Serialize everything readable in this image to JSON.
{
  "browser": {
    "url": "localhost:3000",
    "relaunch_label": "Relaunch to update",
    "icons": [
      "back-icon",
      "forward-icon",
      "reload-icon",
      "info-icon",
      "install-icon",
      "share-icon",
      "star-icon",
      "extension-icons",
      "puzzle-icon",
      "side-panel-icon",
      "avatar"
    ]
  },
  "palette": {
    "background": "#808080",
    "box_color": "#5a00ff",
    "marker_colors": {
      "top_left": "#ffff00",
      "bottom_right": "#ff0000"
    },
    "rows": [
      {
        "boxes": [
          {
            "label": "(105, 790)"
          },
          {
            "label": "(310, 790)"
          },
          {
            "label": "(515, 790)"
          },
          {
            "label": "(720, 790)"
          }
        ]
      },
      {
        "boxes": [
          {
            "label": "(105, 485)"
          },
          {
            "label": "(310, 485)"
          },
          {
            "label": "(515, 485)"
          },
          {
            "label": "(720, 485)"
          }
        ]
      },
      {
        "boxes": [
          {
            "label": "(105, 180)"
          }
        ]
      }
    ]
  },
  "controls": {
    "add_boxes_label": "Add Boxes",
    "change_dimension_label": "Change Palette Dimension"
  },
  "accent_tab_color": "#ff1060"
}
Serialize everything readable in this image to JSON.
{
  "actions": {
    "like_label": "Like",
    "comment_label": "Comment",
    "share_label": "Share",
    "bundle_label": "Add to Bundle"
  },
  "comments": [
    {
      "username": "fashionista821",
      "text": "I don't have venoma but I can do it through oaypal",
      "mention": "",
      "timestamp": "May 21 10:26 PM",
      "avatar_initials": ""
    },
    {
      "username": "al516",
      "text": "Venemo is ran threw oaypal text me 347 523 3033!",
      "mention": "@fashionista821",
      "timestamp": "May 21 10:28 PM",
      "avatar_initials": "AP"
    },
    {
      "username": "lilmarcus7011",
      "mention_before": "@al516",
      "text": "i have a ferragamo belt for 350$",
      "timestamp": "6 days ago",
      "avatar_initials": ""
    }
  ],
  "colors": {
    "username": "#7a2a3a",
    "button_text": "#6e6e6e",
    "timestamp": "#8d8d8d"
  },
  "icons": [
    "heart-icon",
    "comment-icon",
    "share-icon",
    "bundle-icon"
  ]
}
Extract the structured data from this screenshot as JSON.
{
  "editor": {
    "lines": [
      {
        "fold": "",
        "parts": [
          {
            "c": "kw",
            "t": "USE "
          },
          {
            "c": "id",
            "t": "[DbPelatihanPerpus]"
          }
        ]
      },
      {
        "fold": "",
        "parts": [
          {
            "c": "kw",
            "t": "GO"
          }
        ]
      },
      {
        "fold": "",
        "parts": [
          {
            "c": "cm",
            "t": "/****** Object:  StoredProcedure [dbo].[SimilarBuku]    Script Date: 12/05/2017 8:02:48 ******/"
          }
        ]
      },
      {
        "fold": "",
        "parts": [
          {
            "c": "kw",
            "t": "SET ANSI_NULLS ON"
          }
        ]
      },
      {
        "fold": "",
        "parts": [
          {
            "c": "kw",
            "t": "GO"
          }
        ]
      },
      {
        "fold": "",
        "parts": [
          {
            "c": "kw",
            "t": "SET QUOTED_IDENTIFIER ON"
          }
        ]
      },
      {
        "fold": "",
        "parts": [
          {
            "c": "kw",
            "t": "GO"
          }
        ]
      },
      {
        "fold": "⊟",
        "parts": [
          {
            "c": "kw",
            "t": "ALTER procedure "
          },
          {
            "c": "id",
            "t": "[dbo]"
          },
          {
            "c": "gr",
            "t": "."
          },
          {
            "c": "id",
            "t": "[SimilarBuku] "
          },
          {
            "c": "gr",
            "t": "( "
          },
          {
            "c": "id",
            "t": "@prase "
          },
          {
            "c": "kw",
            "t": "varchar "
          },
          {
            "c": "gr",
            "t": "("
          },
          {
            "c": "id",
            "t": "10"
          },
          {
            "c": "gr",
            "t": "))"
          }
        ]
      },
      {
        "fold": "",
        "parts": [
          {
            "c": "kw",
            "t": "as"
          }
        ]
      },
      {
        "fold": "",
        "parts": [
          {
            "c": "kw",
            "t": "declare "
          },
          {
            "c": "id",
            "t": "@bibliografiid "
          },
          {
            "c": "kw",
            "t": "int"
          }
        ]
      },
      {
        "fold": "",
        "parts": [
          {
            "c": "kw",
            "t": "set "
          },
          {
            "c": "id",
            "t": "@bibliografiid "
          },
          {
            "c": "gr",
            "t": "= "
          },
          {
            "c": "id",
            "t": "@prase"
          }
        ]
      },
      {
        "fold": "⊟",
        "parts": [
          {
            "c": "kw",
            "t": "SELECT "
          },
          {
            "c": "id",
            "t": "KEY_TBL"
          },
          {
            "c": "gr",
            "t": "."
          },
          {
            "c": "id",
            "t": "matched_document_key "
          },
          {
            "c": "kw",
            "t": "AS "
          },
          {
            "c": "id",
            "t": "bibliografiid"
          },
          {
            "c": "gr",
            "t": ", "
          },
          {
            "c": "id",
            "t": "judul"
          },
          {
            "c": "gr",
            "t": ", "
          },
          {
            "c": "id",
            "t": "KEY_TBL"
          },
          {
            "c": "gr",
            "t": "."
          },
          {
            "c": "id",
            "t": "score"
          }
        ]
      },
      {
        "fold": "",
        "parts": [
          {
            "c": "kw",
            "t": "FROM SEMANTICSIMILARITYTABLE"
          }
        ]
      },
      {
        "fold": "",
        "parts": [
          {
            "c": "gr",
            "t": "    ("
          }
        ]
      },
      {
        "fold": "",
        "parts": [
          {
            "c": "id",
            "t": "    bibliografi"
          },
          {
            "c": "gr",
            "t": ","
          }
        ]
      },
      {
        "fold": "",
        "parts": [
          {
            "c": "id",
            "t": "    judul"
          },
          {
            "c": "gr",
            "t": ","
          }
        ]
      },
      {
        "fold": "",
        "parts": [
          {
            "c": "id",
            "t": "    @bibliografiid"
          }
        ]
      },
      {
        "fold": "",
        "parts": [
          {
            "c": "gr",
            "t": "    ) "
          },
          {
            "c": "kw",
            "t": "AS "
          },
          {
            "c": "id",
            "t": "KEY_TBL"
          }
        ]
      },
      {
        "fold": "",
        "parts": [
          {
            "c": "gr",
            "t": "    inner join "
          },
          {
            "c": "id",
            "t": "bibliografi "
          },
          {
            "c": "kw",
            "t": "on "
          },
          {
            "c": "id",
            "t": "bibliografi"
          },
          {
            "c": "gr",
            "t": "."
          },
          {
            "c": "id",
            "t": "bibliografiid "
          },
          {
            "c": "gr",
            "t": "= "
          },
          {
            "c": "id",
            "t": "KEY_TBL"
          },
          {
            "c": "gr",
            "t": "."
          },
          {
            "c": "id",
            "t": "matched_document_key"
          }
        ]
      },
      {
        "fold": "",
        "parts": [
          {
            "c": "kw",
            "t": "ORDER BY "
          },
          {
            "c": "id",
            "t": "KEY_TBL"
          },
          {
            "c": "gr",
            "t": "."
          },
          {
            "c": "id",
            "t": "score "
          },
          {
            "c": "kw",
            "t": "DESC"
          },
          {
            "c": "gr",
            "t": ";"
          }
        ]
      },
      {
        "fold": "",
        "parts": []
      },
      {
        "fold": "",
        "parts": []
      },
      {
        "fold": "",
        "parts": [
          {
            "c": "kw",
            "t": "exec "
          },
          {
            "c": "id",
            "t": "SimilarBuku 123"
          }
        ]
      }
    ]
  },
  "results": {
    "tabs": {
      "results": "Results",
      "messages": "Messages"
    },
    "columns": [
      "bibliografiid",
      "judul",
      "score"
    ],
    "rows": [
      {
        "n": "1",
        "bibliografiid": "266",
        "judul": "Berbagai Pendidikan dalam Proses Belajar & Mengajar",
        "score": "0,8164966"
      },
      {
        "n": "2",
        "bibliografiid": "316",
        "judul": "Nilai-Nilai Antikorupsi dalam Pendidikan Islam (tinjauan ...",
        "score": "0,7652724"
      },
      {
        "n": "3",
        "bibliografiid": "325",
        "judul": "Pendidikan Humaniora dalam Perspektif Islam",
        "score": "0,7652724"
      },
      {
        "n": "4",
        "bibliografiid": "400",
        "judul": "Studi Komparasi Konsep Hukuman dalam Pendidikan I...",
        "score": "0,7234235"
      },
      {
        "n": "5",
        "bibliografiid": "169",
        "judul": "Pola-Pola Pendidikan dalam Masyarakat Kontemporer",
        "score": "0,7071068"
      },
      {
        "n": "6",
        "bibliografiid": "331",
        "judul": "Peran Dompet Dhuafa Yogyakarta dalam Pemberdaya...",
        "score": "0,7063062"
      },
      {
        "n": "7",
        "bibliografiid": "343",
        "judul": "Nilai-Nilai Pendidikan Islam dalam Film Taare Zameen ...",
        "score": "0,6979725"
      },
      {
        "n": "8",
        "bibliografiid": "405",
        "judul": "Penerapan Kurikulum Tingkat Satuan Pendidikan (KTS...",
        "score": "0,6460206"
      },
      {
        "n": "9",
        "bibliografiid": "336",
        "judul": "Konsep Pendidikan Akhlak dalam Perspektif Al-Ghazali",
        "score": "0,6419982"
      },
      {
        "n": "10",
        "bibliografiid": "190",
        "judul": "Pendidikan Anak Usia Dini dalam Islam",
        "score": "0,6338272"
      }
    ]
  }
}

****************

Problem details - Select the lines from the entries that include the word "oaypal".

Task result -
      "text": "I don't have venoma but I can do it through oaypal",
      "text": "Venemo is ran threw oaypal text me 347 523 3033!",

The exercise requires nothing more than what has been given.